# Exercise details:
Rewrite the data below, replacing every instance of "palette" with "grid" and leaving everything else unchanged. Omit the pictures from your answer.

# Record list:
## Begin

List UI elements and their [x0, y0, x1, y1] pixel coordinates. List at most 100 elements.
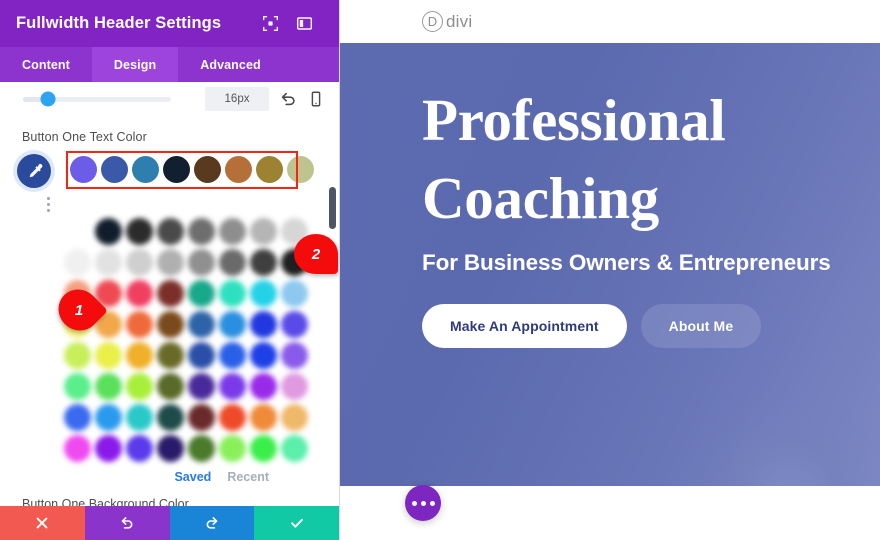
palette-swatch-6-5[interactable]	[219, 404, 246, 431]
cancel-button[interactable]	[0, 506, 85, 540]
palette-swatch-2-6[interactable]	[250, 280, 277, 307]
button-two-about-me[interactable]: About Me	[640, 303, 762, 348]
palette-swatch-4-2[interactable]	[126, 342, 153, 369]
palette-swatch-1-1[interactable]	[95, 249, 122, 276]
palette-swatch-4-7[interactable]	[281, 342, 308, 369]
palette-swatch-0-2[interactable]	[126, 218, 153, 245]
palette-swatch-4-3[interactable]	[157, 342, 184, 369]
panel-scrollbar-thumb[interactable]	[329, 187, 336, 229]
palette-swatch-1-2[interactable]	[126, 249, 153, 276]
palette-swatch-5-7[interactable]	[281, 373, 308, 400]
palette-swatch-0-3[interactable]	[157, 218, 184, 245]
palette-swatch-4-0[interactable]	[64, 342, 91, 369]
palette-swatch-0-1[interactable]	[95, 218, 122, 245]
expand-icon[interactable]	[262, 15, 279, 32]
preset-swatch-7[interactable]	[287, 156, 314, 183]
palette-swatch-0-4[interactable]	[188, 218, 215, 245]
palette-swatch-1-4[interactable]	[188, 249, 215, 276]
palette-swatch-6-0[interactable]	[64, 404, 91, 431]
palette-swatch-2-0[interactable]	[64, 280, 91, 307]
palette-swatch-4-6[interactable]	[250, 342, 277, 369]
tab-advanced[interactable]: Advanced	[178, 47, 283, 82]
site-logo[interactable]: D divi	[422, 11, 472, 32]
palette-swatch-7-6[interactable]	[250, 435, 277, 462]
palette-swatch-3-1[interactable]	[95, 311, 122, 338]
palette-swatch-3-0[interactable]	[64, 311, 91, 338]
palette-swatch-4-5[interactable]	[219, 342, 246, 369]
preset-swatch-3[interactable]	[163, 156, 190, 183]
picker-drag-handle[interactable]	[30, 197, 67, 212]
panel-scrollbar[interactable]	[329, 82, 336, 506]
palette-swatch-5-5[interactable]	[219, 373, 246, 400]
mobile-icon[interactable]	[307, 90, 325, 108]
palette-swatch-5-6[interactable]	[250, 373, 277, 400]
palette-swatch-7-7[interactable]	[281, 435, 308, 462]
tab-content[interactable]: Content	[0, 47, 92, 82]
palette-swatch-0-7[interactable]	[281, 218, 308, 245]
size-value-input[interactable]: 16px	[205, 87, 269, 111]
saved-link[interactable]: Saved	[174, 470, 211, 484]
panel-header: Fullwidth Header Settings	[0, 0, 339, 47]
palette-swatch-0-6[interactable]	[250, 218, 277, 245]
preset-swatch-2[interactable]	[132, 156, 159, 183]
palette-swatch-7-4[interactable]	[188, 435, 215, 462]
preset-swatch-6[interactable]	[256, 156, 283, 183]
undo-button[interactable]	[84, 506, 170, 540]
preset-swatch-5[interactable]	[225, 156, 252, 183]
palette-swatch-5-1[interactable]	[95, 373, 122, 400]
redo-button[interactable]	[169, 506, 255, 540]
divi-builder-fab[interactable]	[405, 485, 441, 521]
palette-swatch-0-0[interactable]	[64, 218, 91, 245]
palette-swatch-2-4[interactable]	[188, 280, 215, 307]
palette-swatch-0-5[interactable]	[219, 218, 246, 245]
palette-swatch-7-5[interactable]	[219, 435, 246, 462]
palette-swatch-1-5[interactable]	[219, 249, 246, 276]
palette-swatch-2-1[interactable]	[95, 280, 122, 307]
palette-swatch-1-0[interactable]	[64, 249, 91, 276]
palette-swatch-5-4[interactable]	[188, 373, 215, 400]
preset-swatch-4[interactable]	[194, 156, 221, 183]
preset-swatch-0[interactable]	[70, 156, 97, 183]
palette-swatch-6-6[interactable]	[250, 404, 277, 431]
palette-swatch-4-1[interactable]	[95, 342, 122, 369]
palette-swatch-4-4[interactable]	[188, 342, 215, 369]
palette-swatch-6-4[interactable]	[188, 404, 215, 431]
palette-swatch-7-0[interactable]	[64, 435, 91, 462]
palette-swatch-7-3[interactable]	[157, 435, 184, 462]
button-one-make-appointment[interactable]: Make An Appointment	[422, 303, 627, 348]
palette-swatch-3-4[interactable]	[188, 311, 215, 338]
palette-swatch-6-3[interactable]	[157, 404, 184, 431]
palette-swatch-3-6[interactable]	[250, 311, 277, 338]
preset-swatch-1[interactable]	[101, 156, 128, 183]
palette-swatch-7-2[interactable]	[126, 435, 153, 462]
palette-swatch-5-0[interactable]	[64, 373, 91, 400]
undo-icon[interactable]	[279, 90, 297, 108]
palette-swatch-1-7[interactable]	[281, 249, 308, 276]
tab-design[interactable]: Design	[91, 47, 179, 82]
eyedropper-button[interactable]	[17, 154, 51, 188]
palette-swatch-3-3[interactable]	[157, 311, 184, 338]
eyedropper-wrap	[17, 152, 67, 212]
palette-swatch-7-1[interactable]	[95, 435, 122, 462]
palette-swatch-3-7[interactable]	[281, 311, 308, 338]
palette-swatch-6-1[interactable]	[95, 404, 122, 431]
palette-grid[interactable]	[64, 218, 339, 462]
palette-swatch-2-2[interactable]	[126, 280, 153, 307]
website-preview: D divi Professional Coaching For Busines…	[340, 0, 880, 540]
palette-swatch-2-3[interactable]	[157, 280, 184, 307]
palette-swatch-6-2[interactable]	[126, 404, 153, 431]
save-button[interactable]	[254, 506, 339, 540]
size-slider-track[interactable]	[23, 91, 171, 107]
size-slider-knob[interactable]	[40, 91, 56, 107]
layout-split-icon[interactable]	[296, 15, 313, 32]
palette-swatch-2-5[interactable]	[219, 280, 246, 307]
palette-swatch-5-2[interactable]	[126, 373, 153, 400]
palette-swatch-5-3[interactable]	[157, 373, 184, 400]
recent-link[interactable]: Recent	[227, 470, 269, 484]
palette-swatch-2-7[interactable]	[281, 280, 308, 307]
palette-swatch-1-3[interactable]	[157, 249, 184, 276]
palette-swatch-1-6[interactable]	[250, 249, 277, 276]
palette-swatch-6-7[interactable]	[281, 404, 308, 431]
palette-swatch-3-5[interactable]	[219, 311, 246, 338]
palette-swatch-3-2[interactable]	[126, 311, 153, 338]
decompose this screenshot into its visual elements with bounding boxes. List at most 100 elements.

## End

# Answer below:
List UI elements and their [x0, y0, x1, y1] pixel coordinates. List at most 100 elements.
grid-swatch-6-5[interactable]	[219, 404, 246, 431]
cancel-button[interactable]	[0, 506, 85, 540]
grid-swatch-2-6[interactable]	[250, 280, 277, 307]
button-two-about-me[interactable]: About Me	[640, 303, 762, 348]
grid-swatch-4-2[interactable]	[126, 342, 153, 369]
grid-swatch-1-1[interactable]	[95, 249, 122, 276]
grid-swatch-4-7[interactable]	[281, 342, 308, 369]
grid-swatch-0-2[interactable]	[126, 218, 153, 245]
grid-swatch-4-3[interactable]	[157, 342, 184, 369]
panel-scrollbar-thumb[interactable]	[329, 187, 336, 229]
grid-swatch-1-2[interactable]	[126, 249, 153, 276]
grid-swatch-5-7[interactable]	[281, 373, 308, 400]
grid-swatch-0-3[interactable]	[157, 218, 184, 245]
grid-swatch-4-0[interactable]	[64, 342, 91, 369]
grid-swatch-0-1[interactable]	[95, 218, 122, 245]
expand-icon[interactable]	[262, 15, 279, 32]
preset-swatch-7[interactable]	[287, 156, 314, 183]
grid-swatch-0-4[interactable]	[188, 218, 215, 245]
grid-swatch-1-4[interactable]	[188, 249, 215, 276]
grid-swatch-6-0[interactable]	[64, 404, 91, 431]
grid-swatch-2-0[interactable]	[64, 280, 91, 307]
grid-swatch-4-6[interactable]	[250, 342, 277, 369]
tab-advanced[interactable]: Advanced	[178, 47, 283, 82]
site-logo[interactable]: D divi	[422, 11, 472, 32]
grid-swatch-7-6[interactable]	[250, 435, 277, 462]
grid-swatch-3-1[interactable]	[95, 311, 122, 338]
grid-swatch-3-0[interactable]	[64, 311, 91, 338]
grid-swatch-4-5[interactable]	[219, 342, 246, 369]
preset-swatch-3[interactable]	[163, 156, 190, 183]
picker-drag-handle[interactable]	[30, 197, 67, 212]
panel-scrollbar[interactable]	[329, 82, 336, 506]
grid-swatch-5-5[interactable]	[219, 373, 246, 400]
mobile-icon[interactable]	[307, 90, 325, 108]
grid-swatch-5-6[interactable]	[250, 373, 277, 400]
grid-swatch-7-7[interactable]	[281, 435, 308, 462]
tab-content[interactable]: Content	[0, 47, 92, 82]
grid-swatch-0-7[interactable]	[281, 218, 308, 245]
size-value-input[interactable]: 16px	[205, 87, 269, 111]
saved-link[interactable]: Saved	[174, 470, 211, 484]
panel-header: Fullwidth Header Settings	[0, 0, 339, 47]
grid-swatch-0-6[interactable]	[250, 218, 277, 245]
preset-swatch-2[interactable]	[132, 156, 159, 183]
grid-swatch-7-4[interactable]	[188, 435, 215, 462]
preset-swatch-6[interactable]	[256, 156, 283, 183]
undo-button[interactable]	[84, 506, 170, 540]
preset-swatch-5[interactable]	[225, 156, 252, 183]
grid-swatch-5-1[interactable]	[95, 373, 122, 400]
redo-button[interactable]	[169, 506, 255, 540]
divi-builder-fab[interactable]	[405, 485, 441, 521]
grid-swatch-0-0[interactable]	[64, 218, 91, 245]
grid-swatch-2-4[interactable]	[188, 280, 215, 307]
grid-swatch-0-5[interactable]	[219, 218, 246, 245]
grid-swatch-7-5[interactable]	[219, 435, 246, 462]
grid-swatch-1-5[interactable]	[219, 249, 246, 276]
grid-swatch-2-1[interactable]	[95, 280, 122, 307]
grid-swatch-1-0[interactable]	[64, 249, 91, 276]
grid-swatch-5-4[interactable]	[188, 373, 215, 400]
preset-swatch-4[interactable]	[194, 156, 221, 183]
preset-swatch-0[interactable]	[70, 156, 97, 183]
grid-swatch-6-6[interactable]	[250, 404, 277, 431]
grid-swatch-4-1[interactable]	[95, 342, 122, 369]
grid-swatch-4-4[interactable]	[188, 342, 215, 369]
grid-swatch-6-4[interactable]	[188, 404, 215, 431]
grid-swatch-7-0[interactable]	[64, 435, 91, 462]
grid-swatch-7-3[interactable]	[157, 435, 184, 462]
button-one-make-appointment[interactable]: Make An Appointment	[422, 303, 627, 348]
grid-swatch-3-4[interactable]	[188, 311, 215, 338]
grid-swatch-6-3[interactable]	[157, 404, 184, 431]
grid-swatch-3-6[interactable]	[250, 311, 277, 338]
preset-swatch-1[interactable]	[101, 156, 128, 183]
grid-swatch-7-2[interactable]	[126, 435, 153, 462]
grid-swatch-5-0[interactable]	[64, 373, 91, 400]
undo-icon[interactable]	[279, 90, 297, 108]
grid-swatch-1-7[interactable]	[281, 249, 308, 276]
tab-design[interactable]: Design	[91, 47, 179, 82]
eyedropper-button[interactable]	[17, 154, 51, 188]
grid-swatch-3-3[interactable]	[157, 311, 184, 338]
eyedropper-wrap	[17, 152, 67, 212]
grid-swatch-7-1[interactable]	[95, 435, 122, 462]
grid-swatch-3-7[interactable]	[281, 311, 308, 338]
grid-swatch-6-1[interactable]	[95, 404, 122, 431]
grid-grid[interactable]	[64, 218, 339, 462]
grid-swatch-2-2[interactable]	[126, 280, 153, 307]
website-preview: D divi Professional Coaching For Busines…	[340, 0, 880, 540]
grid-swatch-2-3[interactable]	[157, 280, 184, 307]
grid-swatch-6-2[interactable]	[126, 404, 153, 431]
save-button[interactable]	[254, 506, 339, 540]
size-slider-track[interactable]	[23, 91, 171, 107]
size-slider-knob[interactable]	[40, 91, 56, 107]
layout-split-icon[interactable]	[296, 15, 313, 32]
grid-swatch-2-5[interactable]	[219, 280, 246, 307]
grid-swatch-5-2[interactable]	[126, 373, 153, 400]
grid-swatch-5-3[interactable]	[157, 373, 184, 400]
recent-link[interactable]: Recent	[227, 470, 269, 484]
grid-swatch-2-7[interactable]	[281, 280, 308, 307]
grid-swatch-1-3[interactable]	[157, 249, 184, 276]
grid-swatch-1-6[interactable]	[250, 249, 277, 276]
grid-swatch-6-7[interactable]	[281, 404, 308, 431]
grid-swatch-3-5[interactable]	[219, 311, 246, 338]
grid-swatch-3-2[interactable]	[126, 311, 153, 338]
decompose this screenshot into its visual elements with bounding boxes. List at most 100 elements.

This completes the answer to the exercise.